TEXT PASSAGE:
========================================


    • StubbyDog says:

      [email protected] K Good points Erin, we all have to keep our cool to be as effective as possible.

  3. mcgaelicgal3 says:

    EXCELLENT info, thank you!!

  4. CindyMcLain says:

    wonderful information.. thank you!

  5. sandersagility says:

    Great tips!   A couple years ago Montana voted down a BSL in the state legislature, but NOT due to the “help” of many pit bull advocates who showed up at the capitol with ill-behaved dogs wearing spiked collars, and the people themselves looking and acting like motorcycle gang refugees.  This is NOT the image we want to project, and yet it is what helps perpetuate the whole pit bull hysteria because the media loves it.  Like stereotyping every gun owner as a drawling, tobacco-spittin’ good old boy.  The media SEEKS THESE INDIVIDUALS OUT to feature and interview because that is the image the media wants to project.  I love this forum and organization, but I hope and pray we’re not just preaching to the choir.  Anyway, thank you!

    • StubbyDog says:

      [email protected] You’re very welcome, we need to show the right images to change perceptions, it’s sometimes a struggle, but we can do it.

  6. Nurse Connie says:

    Excellent and sensible article. This could and should apply to every issue in politics. We would all do well to listen to both sides of an issue and then try to reach solutions together. Thank-you so much. I am printing this and folding it up in my purse. 
     

    • StubbyDog says:

      [email protected] Connie That’s great, we made it into a handy PDF for people to download.

  7. Twinhulls says:

    Good advice.

  8. jamieb says:

    To the author, BSL with certain end results are almost EXACTLY like Nazism and like racism.

    Let me paint the picture, men in uniforms, show up, take a loved one, to a gas chamber, based on his DNA.

    Racism. People judge other people and their loved ones based on DNA.

    The parallels are undeniable. Fine if you want to decry the people walking out of the community meeting after the “dog stuff is over” then you cannot use a woman walking out of a city council meeting when someone brings up racism, as proof it is not effective and is wrong. One you should say this person in power should be held to higher standards, and if she walks out, then it means SHE does not care about the community, and should not be in a position of power.

    More to the point of racism, we are in a point in our development as a nation where people who are not even racists can be called racists, and then ruined. Do not let the antis define the argument and get to set the parameters. Just curious can other people in other walks of life escape charges of racism in the public eye by leaving the room in a huff? Do you recognize that as debate, or problem solving?

    The proper word for that council woman is bigot.

    via wiki: Bigotry is the state of mind of a bigot: someone who, as a result of their prejudices, treats other people with hatred, contempt, and intolerance on the basis of a person’s race, gender, sexual orientation, gender identity, national origin, religion, language, socioeconomic status, or other status.

    Oliver Wendell Holmes, Sr. described bigotry in the following quotation: “The mind of a bigot is like the pupil of the eye; the more light you pour upon it, the more it will contract.

    No amount of suits or pamphlets can convince this woman that all dogs are the same, in the same way that all people are the same. You cannot believe one, and not believe the other.

    BSL is just like pre-emptive arrests for certain ethnic groups, for the great good. You know, before they become inevitable criminals.

    If you do not do as I am saying, you are LITERALLY handing the opposition victory. If you let them define the argument, and the parameters, you will lose every time. That is the reason they are trying to set the parameters, and define the argument.

    If you do not use logic, and more importantly THEIR logic against them, you will have the same rate of success as convincing me my favorite flavor of ice cream is wrong, and yours is right.

    They are emotional, you cant overcome that. You have to use their logic, and science against them, and publicly shame them into submission.

========================================

DATASET:

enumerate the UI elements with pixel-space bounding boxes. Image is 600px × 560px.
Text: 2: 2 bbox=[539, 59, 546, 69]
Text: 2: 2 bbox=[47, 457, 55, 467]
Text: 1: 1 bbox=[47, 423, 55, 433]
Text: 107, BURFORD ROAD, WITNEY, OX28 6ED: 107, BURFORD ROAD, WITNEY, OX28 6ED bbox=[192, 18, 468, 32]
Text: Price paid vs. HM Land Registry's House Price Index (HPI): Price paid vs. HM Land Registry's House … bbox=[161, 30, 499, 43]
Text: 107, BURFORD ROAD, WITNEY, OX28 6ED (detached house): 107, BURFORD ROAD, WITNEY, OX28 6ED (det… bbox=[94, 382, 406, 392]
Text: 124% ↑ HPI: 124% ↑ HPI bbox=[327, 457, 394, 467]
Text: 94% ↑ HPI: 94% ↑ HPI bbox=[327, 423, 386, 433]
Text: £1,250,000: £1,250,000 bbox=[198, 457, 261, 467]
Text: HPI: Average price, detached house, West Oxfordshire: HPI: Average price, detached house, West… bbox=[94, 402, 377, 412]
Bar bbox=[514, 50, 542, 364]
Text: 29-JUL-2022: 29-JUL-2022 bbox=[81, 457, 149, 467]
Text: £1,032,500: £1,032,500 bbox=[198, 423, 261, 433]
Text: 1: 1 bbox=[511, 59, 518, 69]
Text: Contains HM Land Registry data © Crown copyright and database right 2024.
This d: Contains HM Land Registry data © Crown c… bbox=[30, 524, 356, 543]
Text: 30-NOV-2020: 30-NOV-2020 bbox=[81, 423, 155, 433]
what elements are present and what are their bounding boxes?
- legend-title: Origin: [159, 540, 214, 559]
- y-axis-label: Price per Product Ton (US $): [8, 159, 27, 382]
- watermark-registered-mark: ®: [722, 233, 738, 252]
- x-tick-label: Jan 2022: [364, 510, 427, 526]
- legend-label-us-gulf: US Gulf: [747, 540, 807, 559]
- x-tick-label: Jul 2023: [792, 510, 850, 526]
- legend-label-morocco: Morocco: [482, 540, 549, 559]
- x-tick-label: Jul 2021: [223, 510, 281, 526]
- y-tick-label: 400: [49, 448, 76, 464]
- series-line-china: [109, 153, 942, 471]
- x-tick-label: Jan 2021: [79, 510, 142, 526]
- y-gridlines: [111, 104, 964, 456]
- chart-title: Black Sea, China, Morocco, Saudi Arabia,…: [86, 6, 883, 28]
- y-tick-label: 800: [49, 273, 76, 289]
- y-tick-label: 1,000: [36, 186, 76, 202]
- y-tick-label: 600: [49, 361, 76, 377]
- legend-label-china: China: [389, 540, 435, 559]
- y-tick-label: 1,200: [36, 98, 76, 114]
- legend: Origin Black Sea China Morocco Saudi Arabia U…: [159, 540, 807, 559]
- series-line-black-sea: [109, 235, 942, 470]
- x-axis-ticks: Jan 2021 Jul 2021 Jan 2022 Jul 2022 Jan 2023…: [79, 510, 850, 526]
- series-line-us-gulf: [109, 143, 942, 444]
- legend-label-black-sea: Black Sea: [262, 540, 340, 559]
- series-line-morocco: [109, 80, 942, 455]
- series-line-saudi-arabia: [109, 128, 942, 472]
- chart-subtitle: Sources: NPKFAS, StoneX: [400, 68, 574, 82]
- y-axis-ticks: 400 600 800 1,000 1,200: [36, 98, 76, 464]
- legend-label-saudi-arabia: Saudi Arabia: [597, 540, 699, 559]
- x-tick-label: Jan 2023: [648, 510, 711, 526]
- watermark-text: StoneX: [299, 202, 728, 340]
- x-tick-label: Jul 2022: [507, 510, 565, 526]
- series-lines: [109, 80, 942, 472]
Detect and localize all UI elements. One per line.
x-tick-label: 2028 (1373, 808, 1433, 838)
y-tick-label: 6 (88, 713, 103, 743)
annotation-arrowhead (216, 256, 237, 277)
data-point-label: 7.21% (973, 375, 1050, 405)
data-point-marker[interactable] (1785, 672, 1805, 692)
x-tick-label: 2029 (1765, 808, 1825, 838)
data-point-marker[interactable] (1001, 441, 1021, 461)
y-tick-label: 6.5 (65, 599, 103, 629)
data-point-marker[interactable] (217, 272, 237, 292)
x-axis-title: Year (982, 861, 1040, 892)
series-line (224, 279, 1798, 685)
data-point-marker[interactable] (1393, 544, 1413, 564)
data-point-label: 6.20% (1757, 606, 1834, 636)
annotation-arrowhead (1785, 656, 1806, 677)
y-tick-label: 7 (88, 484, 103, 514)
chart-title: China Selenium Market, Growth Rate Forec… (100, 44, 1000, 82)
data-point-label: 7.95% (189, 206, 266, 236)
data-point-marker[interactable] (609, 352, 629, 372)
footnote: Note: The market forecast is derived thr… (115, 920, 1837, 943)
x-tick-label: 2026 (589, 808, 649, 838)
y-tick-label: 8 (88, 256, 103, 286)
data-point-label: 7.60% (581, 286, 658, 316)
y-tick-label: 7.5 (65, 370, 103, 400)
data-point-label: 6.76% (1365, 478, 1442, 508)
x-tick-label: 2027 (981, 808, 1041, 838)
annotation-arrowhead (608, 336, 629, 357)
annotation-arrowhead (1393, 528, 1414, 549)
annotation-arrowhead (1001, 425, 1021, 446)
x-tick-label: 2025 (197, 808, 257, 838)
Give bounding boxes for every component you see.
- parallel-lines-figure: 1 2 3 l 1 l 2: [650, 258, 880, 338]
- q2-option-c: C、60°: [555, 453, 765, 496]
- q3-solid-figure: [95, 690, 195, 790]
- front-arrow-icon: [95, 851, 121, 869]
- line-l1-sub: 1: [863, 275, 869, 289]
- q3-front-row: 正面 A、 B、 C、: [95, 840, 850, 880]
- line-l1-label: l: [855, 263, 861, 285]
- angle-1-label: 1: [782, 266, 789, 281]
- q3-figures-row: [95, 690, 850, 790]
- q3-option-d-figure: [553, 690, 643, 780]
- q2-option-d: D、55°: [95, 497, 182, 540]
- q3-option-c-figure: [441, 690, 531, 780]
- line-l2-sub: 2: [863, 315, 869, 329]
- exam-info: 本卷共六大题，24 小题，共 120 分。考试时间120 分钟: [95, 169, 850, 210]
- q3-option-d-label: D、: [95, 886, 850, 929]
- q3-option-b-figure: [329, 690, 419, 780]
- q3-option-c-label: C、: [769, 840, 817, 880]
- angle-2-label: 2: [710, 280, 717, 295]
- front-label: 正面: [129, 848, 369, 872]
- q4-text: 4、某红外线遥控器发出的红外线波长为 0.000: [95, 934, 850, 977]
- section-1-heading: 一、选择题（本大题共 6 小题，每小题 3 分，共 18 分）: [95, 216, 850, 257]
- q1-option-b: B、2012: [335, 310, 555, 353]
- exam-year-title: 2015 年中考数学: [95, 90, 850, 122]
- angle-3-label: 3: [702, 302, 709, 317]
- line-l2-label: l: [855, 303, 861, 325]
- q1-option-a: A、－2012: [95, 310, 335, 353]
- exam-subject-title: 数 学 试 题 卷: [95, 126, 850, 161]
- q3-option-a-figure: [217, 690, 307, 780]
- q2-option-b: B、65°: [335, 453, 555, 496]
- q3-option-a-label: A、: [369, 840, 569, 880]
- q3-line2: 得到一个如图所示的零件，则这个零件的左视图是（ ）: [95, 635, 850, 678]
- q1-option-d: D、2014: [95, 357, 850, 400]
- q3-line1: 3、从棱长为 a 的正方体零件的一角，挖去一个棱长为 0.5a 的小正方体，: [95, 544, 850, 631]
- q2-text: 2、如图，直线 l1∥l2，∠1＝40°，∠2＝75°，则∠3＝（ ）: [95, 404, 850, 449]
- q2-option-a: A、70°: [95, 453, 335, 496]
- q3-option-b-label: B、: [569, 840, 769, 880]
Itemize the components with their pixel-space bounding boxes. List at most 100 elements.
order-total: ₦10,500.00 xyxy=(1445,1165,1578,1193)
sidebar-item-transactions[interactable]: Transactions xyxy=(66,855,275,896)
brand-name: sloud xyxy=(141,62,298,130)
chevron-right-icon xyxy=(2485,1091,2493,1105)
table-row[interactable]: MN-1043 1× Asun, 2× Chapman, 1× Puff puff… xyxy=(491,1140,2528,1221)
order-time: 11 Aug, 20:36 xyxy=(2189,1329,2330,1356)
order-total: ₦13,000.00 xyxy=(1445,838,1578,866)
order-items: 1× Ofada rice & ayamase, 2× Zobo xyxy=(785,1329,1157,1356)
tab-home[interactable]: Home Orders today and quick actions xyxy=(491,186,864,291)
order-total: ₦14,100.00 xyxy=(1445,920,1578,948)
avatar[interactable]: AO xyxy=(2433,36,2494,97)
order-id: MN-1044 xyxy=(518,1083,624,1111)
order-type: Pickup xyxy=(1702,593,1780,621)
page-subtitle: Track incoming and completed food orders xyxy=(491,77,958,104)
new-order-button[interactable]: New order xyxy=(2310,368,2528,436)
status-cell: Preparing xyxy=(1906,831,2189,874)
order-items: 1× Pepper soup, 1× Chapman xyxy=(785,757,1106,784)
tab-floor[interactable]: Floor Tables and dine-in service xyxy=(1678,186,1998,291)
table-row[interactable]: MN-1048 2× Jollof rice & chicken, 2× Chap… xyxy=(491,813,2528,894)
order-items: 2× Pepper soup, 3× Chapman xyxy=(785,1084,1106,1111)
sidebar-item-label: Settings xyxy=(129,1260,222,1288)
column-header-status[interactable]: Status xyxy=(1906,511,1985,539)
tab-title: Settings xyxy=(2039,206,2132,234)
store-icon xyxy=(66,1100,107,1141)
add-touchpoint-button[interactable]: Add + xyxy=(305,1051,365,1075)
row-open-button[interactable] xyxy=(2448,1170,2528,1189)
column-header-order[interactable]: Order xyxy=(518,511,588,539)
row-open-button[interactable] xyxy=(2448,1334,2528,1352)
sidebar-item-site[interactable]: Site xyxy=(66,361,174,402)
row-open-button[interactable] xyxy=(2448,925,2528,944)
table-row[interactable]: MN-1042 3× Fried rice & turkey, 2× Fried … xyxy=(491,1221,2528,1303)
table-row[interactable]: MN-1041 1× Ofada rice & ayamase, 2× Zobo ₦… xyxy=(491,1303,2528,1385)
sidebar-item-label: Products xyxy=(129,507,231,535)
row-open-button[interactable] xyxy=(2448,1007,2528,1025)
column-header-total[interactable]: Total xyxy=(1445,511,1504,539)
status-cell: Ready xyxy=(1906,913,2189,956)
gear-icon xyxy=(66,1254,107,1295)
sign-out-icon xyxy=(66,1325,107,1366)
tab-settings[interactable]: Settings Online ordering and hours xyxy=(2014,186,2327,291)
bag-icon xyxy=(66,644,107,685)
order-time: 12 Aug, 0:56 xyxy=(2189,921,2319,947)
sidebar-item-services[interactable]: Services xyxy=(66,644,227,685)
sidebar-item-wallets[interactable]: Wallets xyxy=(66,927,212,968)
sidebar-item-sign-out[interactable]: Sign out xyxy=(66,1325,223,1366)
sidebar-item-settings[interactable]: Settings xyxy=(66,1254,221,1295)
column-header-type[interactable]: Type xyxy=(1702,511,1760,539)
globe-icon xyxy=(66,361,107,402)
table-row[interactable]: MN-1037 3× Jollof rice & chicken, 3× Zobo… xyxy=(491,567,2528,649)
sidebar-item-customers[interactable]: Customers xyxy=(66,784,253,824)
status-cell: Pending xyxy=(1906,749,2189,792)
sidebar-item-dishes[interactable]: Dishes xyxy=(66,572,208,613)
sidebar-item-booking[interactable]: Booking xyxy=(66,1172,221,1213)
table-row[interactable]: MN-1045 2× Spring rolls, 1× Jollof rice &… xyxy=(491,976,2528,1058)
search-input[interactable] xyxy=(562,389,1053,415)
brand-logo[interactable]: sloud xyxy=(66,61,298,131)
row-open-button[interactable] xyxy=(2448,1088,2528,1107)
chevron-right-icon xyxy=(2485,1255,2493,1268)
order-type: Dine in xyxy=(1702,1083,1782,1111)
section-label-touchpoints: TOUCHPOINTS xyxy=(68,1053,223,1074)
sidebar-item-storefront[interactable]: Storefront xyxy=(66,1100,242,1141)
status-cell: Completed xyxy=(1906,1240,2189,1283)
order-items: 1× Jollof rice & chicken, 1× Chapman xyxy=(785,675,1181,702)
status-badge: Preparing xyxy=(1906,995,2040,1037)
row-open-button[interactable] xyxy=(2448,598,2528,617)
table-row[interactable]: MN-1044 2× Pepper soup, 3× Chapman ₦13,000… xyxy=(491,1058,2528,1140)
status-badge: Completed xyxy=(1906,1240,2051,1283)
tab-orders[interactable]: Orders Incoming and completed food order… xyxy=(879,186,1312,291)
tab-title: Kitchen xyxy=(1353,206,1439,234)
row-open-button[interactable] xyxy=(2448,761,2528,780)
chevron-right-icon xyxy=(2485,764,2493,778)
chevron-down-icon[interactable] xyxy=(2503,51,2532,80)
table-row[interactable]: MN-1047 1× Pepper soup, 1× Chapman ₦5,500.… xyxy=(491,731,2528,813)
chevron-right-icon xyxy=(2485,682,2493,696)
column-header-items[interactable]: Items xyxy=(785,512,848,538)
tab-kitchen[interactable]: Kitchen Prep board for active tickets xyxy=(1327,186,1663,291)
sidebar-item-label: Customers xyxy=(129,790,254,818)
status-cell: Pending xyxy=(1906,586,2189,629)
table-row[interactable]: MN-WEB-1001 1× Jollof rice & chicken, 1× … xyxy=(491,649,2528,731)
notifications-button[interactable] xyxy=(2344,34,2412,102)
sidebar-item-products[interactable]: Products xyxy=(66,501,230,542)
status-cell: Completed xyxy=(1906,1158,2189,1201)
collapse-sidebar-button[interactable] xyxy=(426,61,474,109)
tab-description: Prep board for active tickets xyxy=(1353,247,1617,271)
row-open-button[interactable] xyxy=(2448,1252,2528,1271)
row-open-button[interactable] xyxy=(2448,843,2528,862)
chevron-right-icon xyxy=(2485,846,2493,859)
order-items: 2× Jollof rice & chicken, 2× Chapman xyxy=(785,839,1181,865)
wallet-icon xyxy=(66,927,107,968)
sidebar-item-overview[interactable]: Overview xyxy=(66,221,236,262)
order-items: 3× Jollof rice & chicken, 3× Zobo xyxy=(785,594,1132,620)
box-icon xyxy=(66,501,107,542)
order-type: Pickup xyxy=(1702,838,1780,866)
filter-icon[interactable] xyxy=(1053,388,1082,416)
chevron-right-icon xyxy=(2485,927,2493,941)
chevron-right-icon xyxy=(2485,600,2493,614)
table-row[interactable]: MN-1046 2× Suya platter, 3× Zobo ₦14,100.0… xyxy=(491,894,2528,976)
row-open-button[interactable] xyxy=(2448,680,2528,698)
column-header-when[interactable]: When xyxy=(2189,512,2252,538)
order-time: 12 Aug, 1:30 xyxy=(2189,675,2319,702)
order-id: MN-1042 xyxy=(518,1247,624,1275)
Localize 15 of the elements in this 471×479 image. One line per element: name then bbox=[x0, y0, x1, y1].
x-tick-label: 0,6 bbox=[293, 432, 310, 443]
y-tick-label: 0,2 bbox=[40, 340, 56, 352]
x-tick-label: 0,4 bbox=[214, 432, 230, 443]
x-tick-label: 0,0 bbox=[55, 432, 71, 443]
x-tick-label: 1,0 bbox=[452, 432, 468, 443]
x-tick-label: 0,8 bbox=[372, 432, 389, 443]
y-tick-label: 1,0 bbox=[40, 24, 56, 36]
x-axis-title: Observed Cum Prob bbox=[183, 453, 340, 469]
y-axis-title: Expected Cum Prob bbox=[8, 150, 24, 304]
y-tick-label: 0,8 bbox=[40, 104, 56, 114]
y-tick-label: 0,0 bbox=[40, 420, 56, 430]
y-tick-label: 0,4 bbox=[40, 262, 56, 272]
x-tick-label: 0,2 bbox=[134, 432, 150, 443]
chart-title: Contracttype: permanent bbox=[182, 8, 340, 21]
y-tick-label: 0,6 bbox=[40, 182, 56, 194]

========================================

TASK OBJECTIVE:
According to the comment thread, which state voted down a BSL in its legislature a couple of years ago? Answer from the comment thread alone.

REPLY TO THE TASK:
Montana.